(Items from a figure collection)
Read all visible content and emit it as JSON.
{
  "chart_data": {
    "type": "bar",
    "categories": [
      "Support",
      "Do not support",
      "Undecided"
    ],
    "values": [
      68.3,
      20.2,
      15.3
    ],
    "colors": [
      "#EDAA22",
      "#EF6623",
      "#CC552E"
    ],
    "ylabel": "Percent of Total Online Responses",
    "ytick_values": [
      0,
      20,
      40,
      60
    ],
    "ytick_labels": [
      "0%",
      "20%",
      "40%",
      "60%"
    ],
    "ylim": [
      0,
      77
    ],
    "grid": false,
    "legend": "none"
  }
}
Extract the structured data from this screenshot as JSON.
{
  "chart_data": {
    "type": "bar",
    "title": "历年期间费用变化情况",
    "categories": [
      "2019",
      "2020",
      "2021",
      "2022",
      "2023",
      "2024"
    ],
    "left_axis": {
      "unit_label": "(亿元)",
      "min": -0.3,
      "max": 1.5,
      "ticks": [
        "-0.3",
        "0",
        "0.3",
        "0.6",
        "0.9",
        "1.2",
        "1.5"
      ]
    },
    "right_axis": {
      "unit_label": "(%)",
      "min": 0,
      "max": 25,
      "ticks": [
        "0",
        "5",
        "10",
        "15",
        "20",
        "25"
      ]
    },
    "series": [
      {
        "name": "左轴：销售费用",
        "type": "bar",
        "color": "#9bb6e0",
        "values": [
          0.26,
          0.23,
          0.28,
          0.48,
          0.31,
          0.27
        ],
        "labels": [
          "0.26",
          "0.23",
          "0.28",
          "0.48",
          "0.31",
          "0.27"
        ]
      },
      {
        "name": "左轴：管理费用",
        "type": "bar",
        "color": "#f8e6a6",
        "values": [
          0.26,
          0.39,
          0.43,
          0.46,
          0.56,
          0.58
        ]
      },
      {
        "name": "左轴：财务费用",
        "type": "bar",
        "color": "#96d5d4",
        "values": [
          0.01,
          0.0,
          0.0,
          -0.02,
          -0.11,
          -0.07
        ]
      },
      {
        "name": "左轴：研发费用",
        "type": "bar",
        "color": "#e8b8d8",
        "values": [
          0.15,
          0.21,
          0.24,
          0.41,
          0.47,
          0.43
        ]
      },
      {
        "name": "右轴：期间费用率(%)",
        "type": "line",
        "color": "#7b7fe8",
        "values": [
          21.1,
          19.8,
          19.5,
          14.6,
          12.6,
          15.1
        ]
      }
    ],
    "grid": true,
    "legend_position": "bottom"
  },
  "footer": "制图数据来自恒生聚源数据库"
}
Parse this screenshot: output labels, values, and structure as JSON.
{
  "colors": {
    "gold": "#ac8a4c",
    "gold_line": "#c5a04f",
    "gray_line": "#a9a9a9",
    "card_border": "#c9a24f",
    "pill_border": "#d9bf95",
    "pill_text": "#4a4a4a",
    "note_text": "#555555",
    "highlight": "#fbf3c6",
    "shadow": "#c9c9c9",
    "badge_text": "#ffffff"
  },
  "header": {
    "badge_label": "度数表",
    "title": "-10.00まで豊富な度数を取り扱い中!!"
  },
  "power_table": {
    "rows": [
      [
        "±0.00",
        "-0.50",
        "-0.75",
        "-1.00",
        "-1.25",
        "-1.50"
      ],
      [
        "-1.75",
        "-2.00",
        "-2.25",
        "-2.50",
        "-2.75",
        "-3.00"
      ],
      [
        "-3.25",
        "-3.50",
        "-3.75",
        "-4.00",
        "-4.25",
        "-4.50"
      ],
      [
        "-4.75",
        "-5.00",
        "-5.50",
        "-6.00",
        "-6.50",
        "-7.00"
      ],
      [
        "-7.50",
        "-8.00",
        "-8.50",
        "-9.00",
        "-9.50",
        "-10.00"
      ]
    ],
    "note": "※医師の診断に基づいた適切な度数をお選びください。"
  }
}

What you need to do: Copy every line of the material, please, keeping it exactly the same.

Finished answer:
Read all visible content and emit it as JSON.
{
  "chart_data": {
    "type": "bar",
    "categories": [
      "Support",
      "Do not support",
      "Undecided"
    ],
    "values": [
      68.3,
      20.2,
      15.3
    ],
    "colors": [
      "#EDAA22",
      "#EF6623",
      "#CC552E"
    ],
    "ylabel": "Percent of Total Online Responses",
    "ytick_values": [
      0,
      20,
      40,
      60
    ],
    "ytick_labels": [
      "0%",
      "20%",
      "40%",
      "60%"
    ],
    "ylim": [
      0,
      77
    ],
    "grid": false,
    "legend": "none"
  }
}
Extract the structured data from this screenshot as JSON.
{
  "chart_data": {
    "type": "bar",
    "title": "历年期间费用变化情况",
    "categories": [
      "2019",
      "2020",
      "2021",
      "2022",
      "2023",
      "2024"
    ],
    "left_axis": {
      "unit_label": "(亿元)",
      "min": -0.3,
      "max": 1.5,
      "ticks": [
        "-0.3",
        "0",
        "0.3",
        "0.6",
        "0.9",
        "1.2",
        "1.5"
      ]
    },
    "right_axis": {
      "unit_label": "(%)",
      "min": 0,
      "max": 25,
      "ticks": [
        "0",
        "5",
        "10",
        "15",
        "20",
        "25"
      ]
    },
    "series": [
      {
        "name": "左轴：销售费用",
        "type": "bar",
        "color": "#9bb6e0",
        "values": [
          0.26,
          0.23,
          0.28,
          0.48,
          0.31,
          0.27
        ],
        "labels": [
          "0.26",
          "0.23",
          "0.28",
          "0.48",
          "0.31",
          "0.27"
        ]
      },
      {
        "name": "左轴：管理费用",
        "type": "bar",
        "color": "#f8e6a6",
        "values": [
          0.26,
          0.39,
          0.43,
          0.46,
          0.56,
          0.58
        ]
      },
      {
        "name": "左轴：财务费用",
        "type": "bar",
        "color": "#96d5d4",
        "values": [
          0.01,
          0.0,
          0.0,
          -0.02,
          -0.11,
          -0.07
        ]
      },
      {
        "name": "左轴：研发费用",
        "type": "bar",
        "color": "#e8b8d8",
        "values": [
          0.15,
          0.21,
          0.24,
          0.41,
          0.47,
          0.43
        ]
      },
      {
        "name": "右轴：期间费用率(%)",
        "type": "line",
        "color": "#7b7fe8",
        "values": [
          21.1,
          19.8,
          19.5,
          14.6,
          12.6,
          15.1
        ]
      }
    ],
    "grid": true,
    "legend_position": "bottom"
  },
  "footer": "制图数据来自恒生聚源数据库"
}
Parse this screenshot: output labels, values, and structure as JSON.
{
  "colors": {
    "gold": "#ac8a4c",
    "gold_line": "#c5a04f",
    "gray_line": "#a9a9a9",
    "card_border": "#c9a24f",
    "pill_border": "#d9bf95",
    "pill_text": "#4a4a4a",
    "note_text": "#555555",
    "highlight": "#fbf3c6",
    "shadow": "#c9c9c9",
    "badge_text": "#ffffff"
  },
  "header": {
    "badge_label": "度数表",
    "title": "-10.00まで豊富な度数を取り扱い中!!"
  },
  "power_table": {
    "rows": [
      [
        "±0.00",
        "-0.50",
        "-0.75",
        "-1.00",
        "-1.25",
        "-1.50"
      ],
      [
        "-1.75",
        "-2.00",
        "-2.25",
        "-2.50",
        "-2.75",
        "-3.00"
      ],
      [
        "-3.25",
        "-3.50",
        "-3.75",
        "-4.00",
        "-4.25",
        "-4.50"
      ],
      [
        "-4.75",
        "-5.00",
        "-5.50",
        "-6.00",
        "-6.50",
        "-7.00"
      ],
      [
        "-7.50",
        "-8.00",
        "-8.50",
        "-9.00",
        "-9.50",
        "-10.00"
      ]
    ],
    "note": "※医師の診断に基づいた適切な度数をお選びください。"
  }
}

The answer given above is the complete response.